(Figure record extracts)
######
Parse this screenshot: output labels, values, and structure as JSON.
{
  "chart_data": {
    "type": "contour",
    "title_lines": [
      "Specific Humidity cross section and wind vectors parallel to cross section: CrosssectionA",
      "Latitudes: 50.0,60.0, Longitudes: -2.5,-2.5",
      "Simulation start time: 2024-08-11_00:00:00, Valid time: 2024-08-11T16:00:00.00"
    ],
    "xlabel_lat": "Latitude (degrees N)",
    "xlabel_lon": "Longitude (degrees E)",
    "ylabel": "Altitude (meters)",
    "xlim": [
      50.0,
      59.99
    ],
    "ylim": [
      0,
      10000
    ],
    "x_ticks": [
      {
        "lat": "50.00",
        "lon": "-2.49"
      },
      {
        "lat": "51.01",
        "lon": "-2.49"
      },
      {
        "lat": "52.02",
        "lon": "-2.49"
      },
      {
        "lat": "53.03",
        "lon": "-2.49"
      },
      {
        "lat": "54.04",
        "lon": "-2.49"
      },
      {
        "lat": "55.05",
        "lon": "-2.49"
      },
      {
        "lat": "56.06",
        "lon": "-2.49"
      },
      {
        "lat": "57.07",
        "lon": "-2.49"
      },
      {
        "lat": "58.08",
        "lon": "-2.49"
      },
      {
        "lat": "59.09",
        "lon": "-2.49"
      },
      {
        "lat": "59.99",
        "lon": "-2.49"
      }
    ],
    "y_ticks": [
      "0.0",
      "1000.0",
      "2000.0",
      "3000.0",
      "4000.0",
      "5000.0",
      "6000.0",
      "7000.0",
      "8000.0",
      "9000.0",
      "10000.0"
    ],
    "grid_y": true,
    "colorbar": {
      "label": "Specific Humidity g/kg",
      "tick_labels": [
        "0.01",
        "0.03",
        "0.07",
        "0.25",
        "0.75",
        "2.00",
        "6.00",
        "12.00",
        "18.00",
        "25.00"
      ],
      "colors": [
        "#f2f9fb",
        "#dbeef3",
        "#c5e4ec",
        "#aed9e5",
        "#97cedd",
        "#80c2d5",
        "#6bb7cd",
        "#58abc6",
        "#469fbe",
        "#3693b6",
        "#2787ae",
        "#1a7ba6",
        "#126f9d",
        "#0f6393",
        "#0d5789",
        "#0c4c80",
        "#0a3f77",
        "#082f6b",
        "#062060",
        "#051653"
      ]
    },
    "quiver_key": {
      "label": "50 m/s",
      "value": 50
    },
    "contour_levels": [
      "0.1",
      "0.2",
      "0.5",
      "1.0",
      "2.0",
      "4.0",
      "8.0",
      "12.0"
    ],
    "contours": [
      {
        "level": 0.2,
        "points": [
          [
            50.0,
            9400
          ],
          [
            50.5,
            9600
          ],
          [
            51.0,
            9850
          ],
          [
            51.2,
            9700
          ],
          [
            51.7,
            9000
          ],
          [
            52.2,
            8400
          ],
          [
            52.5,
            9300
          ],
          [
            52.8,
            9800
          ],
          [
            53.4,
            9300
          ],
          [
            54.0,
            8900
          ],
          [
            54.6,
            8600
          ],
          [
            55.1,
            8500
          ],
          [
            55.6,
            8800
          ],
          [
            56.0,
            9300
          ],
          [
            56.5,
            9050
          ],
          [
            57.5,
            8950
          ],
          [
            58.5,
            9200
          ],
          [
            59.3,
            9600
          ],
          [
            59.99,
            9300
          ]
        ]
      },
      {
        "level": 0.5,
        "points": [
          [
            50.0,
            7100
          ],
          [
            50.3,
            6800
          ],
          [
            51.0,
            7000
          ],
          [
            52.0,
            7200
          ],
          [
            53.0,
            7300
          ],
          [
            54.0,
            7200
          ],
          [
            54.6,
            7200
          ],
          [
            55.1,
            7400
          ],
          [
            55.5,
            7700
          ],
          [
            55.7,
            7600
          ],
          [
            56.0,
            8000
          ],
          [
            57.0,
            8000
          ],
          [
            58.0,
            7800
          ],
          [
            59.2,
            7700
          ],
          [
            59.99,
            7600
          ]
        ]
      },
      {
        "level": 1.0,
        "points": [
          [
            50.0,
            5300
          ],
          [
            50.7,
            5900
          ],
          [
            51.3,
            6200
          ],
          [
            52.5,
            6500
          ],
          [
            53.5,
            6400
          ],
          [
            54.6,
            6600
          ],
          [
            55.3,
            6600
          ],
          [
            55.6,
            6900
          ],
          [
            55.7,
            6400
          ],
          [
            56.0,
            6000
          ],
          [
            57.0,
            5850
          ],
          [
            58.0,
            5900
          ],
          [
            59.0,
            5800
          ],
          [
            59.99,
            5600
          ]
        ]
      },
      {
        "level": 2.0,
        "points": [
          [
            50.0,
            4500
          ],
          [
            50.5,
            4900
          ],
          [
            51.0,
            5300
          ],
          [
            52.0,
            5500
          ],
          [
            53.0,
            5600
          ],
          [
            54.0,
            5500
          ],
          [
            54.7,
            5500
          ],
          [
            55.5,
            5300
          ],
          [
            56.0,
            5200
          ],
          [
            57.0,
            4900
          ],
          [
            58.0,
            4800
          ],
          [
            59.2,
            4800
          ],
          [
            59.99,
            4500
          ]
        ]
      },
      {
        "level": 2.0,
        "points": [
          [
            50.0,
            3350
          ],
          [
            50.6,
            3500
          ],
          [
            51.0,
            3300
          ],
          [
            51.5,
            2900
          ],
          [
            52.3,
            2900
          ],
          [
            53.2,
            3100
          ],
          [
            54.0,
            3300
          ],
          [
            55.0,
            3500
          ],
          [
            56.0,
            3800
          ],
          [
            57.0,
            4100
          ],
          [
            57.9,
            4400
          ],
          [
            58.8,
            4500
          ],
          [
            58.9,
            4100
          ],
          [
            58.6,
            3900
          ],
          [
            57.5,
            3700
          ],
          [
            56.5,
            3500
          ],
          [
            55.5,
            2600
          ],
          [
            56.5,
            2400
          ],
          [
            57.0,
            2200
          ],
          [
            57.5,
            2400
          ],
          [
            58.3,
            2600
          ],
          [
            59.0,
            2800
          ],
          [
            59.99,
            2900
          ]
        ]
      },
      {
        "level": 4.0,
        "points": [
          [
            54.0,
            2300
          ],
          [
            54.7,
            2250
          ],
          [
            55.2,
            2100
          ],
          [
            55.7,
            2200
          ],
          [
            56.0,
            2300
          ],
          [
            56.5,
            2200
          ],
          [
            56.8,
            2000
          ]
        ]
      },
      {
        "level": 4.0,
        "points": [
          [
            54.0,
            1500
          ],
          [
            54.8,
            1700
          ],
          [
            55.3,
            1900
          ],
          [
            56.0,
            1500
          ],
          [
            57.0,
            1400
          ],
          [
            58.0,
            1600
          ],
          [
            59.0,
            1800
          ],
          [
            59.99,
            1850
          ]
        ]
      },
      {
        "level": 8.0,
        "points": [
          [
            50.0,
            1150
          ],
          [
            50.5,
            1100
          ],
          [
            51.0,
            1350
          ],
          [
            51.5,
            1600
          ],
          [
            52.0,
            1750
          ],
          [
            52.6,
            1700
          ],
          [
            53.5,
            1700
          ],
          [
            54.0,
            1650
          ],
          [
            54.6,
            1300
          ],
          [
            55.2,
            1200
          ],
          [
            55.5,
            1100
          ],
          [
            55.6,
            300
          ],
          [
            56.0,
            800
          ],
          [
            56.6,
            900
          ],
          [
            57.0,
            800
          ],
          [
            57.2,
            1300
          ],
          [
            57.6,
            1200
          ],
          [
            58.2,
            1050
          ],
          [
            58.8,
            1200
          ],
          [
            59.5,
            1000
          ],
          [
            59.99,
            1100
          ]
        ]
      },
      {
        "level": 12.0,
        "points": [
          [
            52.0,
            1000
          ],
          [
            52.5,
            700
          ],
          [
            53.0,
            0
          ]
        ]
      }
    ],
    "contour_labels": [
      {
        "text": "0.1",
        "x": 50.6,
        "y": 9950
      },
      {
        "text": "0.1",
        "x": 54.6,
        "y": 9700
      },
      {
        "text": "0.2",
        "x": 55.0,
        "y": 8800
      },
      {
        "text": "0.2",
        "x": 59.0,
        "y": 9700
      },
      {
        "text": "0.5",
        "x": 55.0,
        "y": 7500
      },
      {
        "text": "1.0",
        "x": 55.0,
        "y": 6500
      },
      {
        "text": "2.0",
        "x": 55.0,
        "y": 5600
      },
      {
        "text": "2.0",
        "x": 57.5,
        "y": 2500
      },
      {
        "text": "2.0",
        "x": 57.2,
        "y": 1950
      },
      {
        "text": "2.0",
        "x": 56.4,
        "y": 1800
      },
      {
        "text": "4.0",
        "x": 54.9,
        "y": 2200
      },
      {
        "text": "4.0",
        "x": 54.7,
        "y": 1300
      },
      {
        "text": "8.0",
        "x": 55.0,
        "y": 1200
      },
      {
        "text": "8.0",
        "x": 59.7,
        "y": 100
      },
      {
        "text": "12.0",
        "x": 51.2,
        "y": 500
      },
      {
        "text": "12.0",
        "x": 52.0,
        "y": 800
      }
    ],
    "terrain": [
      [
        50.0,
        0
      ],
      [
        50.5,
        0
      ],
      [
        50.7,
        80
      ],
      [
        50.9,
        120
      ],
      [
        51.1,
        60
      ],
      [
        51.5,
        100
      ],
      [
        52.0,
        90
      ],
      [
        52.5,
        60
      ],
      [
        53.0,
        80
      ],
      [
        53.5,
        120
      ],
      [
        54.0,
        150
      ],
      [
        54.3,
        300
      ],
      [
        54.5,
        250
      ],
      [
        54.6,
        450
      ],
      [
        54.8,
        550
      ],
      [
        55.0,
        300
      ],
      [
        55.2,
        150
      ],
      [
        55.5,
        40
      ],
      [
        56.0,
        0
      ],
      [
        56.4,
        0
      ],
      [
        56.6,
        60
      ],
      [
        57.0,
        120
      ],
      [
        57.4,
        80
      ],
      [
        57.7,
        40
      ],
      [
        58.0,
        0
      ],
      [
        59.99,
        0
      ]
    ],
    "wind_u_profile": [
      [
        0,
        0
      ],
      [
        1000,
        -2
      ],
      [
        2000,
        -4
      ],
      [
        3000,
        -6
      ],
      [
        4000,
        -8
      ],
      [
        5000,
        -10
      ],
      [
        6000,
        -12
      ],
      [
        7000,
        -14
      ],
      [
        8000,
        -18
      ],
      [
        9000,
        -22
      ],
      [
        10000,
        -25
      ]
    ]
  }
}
######
_Requirement:_
From the listing above, copy every line that holds the string "Specific".

_Problem solution:_
      "Specific Humidity cross section and wind vectors parallel to cross section: CrosssectionA",
      "label": "Specific Humidity g/kg",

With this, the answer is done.